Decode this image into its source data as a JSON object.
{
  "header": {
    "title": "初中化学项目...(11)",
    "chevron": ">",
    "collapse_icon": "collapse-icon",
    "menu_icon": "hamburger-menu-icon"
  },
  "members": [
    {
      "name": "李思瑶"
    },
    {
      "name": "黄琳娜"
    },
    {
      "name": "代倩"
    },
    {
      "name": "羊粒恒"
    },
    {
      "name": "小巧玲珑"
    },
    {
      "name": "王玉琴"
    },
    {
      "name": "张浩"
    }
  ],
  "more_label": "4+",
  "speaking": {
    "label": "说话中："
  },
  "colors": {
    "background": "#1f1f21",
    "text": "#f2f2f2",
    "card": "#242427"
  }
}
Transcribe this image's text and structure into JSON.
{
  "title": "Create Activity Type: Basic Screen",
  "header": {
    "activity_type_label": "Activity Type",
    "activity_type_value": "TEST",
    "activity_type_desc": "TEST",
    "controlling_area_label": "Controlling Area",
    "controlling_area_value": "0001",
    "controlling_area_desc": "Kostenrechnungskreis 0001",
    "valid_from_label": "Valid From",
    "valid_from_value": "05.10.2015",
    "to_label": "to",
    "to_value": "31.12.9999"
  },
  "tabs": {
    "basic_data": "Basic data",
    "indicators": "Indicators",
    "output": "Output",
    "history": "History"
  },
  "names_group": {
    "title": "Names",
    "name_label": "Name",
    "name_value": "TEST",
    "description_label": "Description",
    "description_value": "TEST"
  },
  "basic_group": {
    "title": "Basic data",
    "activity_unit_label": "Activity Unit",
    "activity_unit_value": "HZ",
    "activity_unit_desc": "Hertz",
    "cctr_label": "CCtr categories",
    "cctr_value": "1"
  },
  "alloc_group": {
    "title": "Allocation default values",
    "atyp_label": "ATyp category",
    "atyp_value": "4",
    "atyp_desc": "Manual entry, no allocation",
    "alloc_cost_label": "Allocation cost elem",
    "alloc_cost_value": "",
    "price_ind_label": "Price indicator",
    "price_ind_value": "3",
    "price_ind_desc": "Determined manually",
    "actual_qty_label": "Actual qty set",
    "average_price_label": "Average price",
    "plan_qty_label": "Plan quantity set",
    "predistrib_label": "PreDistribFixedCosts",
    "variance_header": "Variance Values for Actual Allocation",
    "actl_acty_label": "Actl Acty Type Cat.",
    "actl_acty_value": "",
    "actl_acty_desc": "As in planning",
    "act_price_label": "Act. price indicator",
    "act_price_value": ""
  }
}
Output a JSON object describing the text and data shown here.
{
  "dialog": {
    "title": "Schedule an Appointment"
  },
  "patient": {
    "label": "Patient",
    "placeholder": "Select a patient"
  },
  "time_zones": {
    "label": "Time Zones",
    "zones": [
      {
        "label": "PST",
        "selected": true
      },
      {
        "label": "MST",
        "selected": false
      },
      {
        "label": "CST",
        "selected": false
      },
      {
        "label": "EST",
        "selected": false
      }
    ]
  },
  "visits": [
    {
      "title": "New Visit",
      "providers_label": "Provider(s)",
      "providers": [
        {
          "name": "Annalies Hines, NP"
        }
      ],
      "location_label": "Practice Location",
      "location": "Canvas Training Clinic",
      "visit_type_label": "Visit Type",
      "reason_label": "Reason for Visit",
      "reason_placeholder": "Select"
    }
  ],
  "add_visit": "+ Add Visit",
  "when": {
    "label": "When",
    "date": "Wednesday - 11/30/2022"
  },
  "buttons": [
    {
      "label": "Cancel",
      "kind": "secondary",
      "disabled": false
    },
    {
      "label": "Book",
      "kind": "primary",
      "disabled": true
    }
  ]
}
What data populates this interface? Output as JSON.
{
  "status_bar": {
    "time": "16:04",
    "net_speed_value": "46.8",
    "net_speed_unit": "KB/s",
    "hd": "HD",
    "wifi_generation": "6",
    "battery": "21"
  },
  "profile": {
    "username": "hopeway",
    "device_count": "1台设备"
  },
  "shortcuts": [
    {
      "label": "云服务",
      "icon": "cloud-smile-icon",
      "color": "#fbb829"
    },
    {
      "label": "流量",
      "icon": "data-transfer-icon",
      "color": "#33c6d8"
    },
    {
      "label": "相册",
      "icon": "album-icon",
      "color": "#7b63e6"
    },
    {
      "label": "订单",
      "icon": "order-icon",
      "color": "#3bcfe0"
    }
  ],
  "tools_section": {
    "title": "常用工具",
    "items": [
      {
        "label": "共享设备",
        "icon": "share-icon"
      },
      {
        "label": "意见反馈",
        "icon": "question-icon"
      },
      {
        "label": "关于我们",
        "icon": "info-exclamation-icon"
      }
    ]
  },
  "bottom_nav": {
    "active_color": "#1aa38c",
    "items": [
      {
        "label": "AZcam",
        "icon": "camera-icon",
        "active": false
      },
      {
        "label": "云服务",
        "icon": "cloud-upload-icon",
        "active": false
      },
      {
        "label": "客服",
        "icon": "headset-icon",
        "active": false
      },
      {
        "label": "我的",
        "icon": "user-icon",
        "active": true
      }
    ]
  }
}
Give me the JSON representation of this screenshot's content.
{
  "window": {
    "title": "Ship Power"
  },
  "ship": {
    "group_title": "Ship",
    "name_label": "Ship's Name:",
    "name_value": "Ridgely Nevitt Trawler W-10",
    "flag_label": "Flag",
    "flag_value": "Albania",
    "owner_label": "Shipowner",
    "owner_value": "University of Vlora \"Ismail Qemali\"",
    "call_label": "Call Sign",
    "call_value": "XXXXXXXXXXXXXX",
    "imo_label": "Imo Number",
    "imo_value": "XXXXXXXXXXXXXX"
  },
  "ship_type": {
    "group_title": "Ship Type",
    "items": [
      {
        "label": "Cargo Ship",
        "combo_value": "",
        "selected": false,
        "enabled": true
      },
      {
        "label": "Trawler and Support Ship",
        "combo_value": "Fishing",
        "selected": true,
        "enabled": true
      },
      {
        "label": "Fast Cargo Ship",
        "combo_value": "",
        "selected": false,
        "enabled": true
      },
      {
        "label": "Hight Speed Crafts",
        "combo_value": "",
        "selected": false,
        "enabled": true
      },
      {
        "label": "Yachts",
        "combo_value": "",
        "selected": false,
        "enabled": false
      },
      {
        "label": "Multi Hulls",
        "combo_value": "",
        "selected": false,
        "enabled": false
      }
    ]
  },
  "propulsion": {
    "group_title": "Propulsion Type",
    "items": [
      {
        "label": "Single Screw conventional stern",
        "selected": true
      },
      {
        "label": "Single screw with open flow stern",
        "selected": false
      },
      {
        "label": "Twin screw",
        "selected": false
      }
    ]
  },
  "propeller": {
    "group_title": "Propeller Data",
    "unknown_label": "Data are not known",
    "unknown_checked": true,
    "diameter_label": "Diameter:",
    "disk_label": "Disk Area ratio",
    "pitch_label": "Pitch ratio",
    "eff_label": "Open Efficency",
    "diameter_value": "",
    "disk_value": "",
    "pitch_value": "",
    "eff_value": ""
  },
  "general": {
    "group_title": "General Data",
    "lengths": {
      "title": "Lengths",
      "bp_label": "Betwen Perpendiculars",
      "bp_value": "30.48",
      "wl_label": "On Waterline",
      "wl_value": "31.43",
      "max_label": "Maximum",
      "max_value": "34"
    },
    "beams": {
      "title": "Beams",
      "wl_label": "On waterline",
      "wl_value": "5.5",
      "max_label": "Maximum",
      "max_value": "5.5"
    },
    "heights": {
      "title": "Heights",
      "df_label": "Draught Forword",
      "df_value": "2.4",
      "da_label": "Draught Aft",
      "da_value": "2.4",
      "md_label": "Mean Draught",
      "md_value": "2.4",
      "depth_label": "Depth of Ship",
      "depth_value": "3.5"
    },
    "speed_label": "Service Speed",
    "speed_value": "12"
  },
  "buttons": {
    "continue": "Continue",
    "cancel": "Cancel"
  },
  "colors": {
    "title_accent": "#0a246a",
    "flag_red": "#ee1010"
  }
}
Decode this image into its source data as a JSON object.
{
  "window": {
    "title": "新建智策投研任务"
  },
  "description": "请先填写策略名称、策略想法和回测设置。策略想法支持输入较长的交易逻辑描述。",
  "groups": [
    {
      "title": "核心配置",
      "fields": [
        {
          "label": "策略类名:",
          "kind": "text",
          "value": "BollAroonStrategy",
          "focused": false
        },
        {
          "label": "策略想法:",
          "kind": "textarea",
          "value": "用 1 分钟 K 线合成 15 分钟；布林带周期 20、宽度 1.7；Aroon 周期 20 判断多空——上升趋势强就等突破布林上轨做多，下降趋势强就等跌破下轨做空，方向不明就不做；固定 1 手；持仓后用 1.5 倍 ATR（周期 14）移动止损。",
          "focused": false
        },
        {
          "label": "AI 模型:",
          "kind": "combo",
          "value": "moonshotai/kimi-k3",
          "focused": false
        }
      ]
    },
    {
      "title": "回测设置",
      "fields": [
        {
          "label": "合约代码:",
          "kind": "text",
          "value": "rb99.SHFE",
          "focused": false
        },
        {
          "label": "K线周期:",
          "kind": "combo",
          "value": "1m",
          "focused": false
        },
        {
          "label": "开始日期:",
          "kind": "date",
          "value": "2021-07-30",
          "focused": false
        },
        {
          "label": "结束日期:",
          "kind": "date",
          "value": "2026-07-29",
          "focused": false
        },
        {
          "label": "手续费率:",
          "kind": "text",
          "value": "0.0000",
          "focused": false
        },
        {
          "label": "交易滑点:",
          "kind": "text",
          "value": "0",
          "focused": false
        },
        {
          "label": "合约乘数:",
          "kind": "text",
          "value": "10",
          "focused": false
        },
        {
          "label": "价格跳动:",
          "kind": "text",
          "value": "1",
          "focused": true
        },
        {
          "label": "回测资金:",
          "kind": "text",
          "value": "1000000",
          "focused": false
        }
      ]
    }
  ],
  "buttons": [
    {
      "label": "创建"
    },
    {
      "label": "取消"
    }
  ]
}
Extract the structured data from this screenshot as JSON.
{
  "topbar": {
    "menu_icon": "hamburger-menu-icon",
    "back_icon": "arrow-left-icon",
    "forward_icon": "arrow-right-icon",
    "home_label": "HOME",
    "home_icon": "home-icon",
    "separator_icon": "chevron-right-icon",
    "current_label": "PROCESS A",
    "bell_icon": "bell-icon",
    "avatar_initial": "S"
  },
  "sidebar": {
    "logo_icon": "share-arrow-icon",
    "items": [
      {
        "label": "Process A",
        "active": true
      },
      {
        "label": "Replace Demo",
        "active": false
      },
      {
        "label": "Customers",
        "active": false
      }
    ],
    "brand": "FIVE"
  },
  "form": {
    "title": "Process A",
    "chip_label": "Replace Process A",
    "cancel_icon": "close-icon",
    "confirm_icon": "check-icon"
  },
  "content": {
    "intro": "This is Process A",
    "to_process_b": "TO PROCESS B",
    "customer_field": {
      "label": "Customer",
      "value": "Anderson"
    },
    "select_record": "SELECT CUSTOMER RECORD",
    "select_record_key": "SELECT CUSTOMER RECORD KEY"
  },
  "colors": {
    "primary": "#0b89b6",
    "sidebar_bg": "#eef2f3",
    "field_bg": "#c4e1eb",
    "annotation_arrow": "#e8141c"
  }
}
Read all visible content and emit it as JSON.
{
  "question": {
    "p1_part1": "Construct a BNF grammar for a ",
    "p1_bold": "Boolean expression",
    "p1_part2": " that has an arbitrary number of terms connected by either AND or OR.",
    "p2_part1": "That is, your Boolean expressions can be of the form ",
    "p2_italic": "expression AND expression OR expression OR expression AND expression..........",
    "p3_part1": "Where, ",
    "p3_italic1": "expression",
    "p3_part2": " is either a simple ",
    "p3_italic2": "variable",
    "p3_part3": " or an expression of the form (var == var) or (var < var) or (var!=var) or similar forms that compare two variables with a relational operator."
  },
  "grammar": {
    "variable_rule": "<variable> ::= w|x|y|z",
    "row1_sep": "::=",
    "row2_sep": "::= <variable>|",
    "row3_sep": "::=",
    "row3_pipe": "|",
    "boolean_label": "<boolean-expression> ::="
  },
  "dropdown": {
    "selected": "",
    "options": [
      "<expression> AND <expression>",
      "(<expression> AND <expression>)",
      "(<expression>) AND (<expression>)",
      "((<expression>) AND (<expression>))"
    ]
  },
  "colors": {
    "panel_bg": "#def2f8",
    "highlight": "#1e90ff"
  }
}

========================

_Exercise description:_ The records are above. How many lines in them contain the word "grammar"? Give the number alone.

_Answer to the problem:_ 2